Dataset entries
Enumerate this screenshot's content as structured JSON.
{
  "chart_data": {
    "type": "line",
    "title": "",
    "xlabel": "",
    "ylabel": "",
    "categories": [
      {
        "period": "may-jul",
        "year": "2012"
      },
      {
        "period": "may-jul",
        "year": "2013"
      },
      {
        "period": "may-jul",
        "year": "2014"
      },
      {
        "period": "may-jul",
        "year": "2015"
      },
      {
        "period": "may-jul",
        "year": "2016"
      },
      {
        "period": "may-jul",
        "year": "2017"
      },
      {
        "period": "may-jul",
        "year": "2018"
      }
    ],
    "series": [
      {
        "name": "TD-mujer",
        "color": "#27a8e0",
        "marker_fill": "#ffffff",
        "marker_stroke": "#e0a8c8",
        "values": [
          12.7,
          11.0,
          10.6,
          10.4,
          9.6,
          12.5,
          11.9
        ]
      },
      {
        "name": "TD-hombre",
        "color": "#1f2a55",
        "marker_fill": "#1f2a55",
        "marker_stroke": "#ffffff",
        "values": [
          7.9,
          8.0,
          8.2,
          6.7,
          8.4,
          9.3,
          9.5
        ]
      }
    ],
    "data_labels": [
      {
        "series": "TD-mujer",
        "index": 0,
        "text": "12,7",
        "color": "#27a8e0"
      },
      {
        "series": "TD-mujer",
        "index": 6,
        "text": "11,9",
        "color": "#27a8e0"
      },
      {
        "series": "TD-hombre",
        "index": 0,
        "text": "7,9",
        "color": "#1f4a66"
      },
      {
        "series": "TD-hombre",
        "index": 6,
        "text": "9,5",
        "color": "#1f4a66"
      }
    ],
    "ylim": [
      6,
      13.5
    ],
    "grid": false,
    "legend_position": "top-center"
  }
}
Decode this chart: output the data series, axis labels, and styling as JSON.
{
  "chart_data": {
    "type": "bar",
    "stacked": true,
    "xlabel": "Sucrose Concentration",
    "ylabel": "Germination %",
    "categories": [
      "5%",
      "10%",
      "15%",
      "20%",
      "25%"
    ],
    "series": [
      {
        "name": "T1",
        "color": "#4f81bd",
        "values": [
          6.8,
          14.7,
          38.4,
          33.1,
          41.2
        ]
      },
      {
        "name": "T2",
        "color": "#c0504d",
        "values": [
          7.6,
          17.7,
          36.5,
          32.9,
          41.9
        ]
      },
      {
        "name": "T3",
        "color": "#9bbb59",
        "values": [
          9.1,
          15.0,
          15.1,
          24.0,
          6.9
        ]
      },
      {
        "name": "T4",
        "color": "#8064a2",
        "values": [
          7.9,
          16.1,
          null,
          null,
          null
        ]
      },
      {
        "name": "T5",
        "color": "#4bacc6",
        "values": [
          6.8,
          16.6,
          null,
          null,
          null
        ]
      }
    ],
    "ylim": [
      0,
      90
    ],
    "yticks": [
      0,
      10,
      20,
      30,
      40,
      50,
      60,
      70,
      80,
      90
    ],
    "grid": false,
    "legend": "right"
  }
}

**Instruction**
Every record shown above should be written out again exactly.

**Result of this task**
Enumerate this screenshot's content as structured JSON.
{
  "chart_data": {
    "type": "line",
    "title": "",
    "xlabel": "",
    "ylabel": "",
    "categories": [
      {
        "period": "may-jul",
        "year": "2012"
      },
      {
        "period": "may-jul",
        "year": "2013"
      },
      {
        "period": "may-jul",
        "year": "2014"
      },
      {
        "period": "may-jul",
        "year": "2015"
      },
      {
        "period": "may-jul",
        "year": "2016"
      },
      {
        "period": "may-jul",
        "year": "2017"
      },
      {
        "period": "may-jul",
        "year": "2018"
      }
    ],
    "series": [
      {
        "name": "TD-mujer",
        "color": "#27a8e0",
        "marker_fill": "#ffffff",
        "marker_stroke": "#e0a8c8",
        "values": [
          12.7,
          11.0,
          10.6,
          10.4,
          9.6,
          12.5,
          11.9
        ]
      },
      {
        "name": "TD-hombre",
        "color": "#1f2a55",
        "marker_fill": "#1f2a55",
        "marker_stroke": "#ffffff",
        "values": [
          7.9,
          8.0,
          8.2,
          6.7,
          8.4,
          9.3,
          9.5
        ]
      }
    ],
    "data_labels": [
      {
        "series": "TD-mujer",
        "index": 0,
        "text": "12,7",
        "color": "#27a8e0"
      },
      {
        "series": "TD-mujer",
        "index": 6,
        "text": "11,9",
        "color": "#27a8e0"
      },
      {
        "series": "TD-hombre",
        "index": 0,
        "text": "7,9",
        "color": "#1f4a66"
      },
      {
        "series": "TD-hombre",
        "index": 6,
        "text": "9,5",
        "color": "#1f4a66"
      }
    ],
    "ylim": [
      6,
      13.5
    ],
    "grid": false,
    "legend_position": "top-center"
  }
}
Decode this chart: output the data series, axis labels, and styling as JSON.
{
  "chart_data": {
    "type": "bar",
    "stacked": true,
    "xlabel": "Sucrose Concentration",
    "ylabel": "Germination %",
    "categories": [
      "5%",
      "10%",
      "15%",
      "20%",
      "25%"
    ],
    "series": [
      {
        "name": "T1",
        "color": "#4f81bd",
        "values": [
          6.8,
          14.7,
          38.4,
          33.1,
          41.2
        ]
      },
      {
        "name": "T2",
        "color": "#c0504d",
        "values": [
          7.6,
          17.7,
          36.5,
          32.9,
          41.9
        ]
      },
      {
        "name": "T3",
        "color": "#9bbb59",
        "values": [
          9.1,
          15.0,
          15.1,
          24.0,
          6.9
        ]
      },
      {
        "name": "T4",
        "color": "#8064a2",
        "values": [
          7.9,
          16.1,
          null,
          null,
          null
        ]
      },
      {
        "name": "T5",
        "color": "#4bacc6",
        "values": [
          6.8,
          16.6,
          null,
          null,
          null
        ]
      }
    ],
    "ylim": [
      0,
      90
    ],
    "yticks": [
      0,
      10,
      20,
      30,
      40,
      50,
      60,
      70,
      80,
      90
    ],
    "grid": false,
    "legend": "right"
  }
}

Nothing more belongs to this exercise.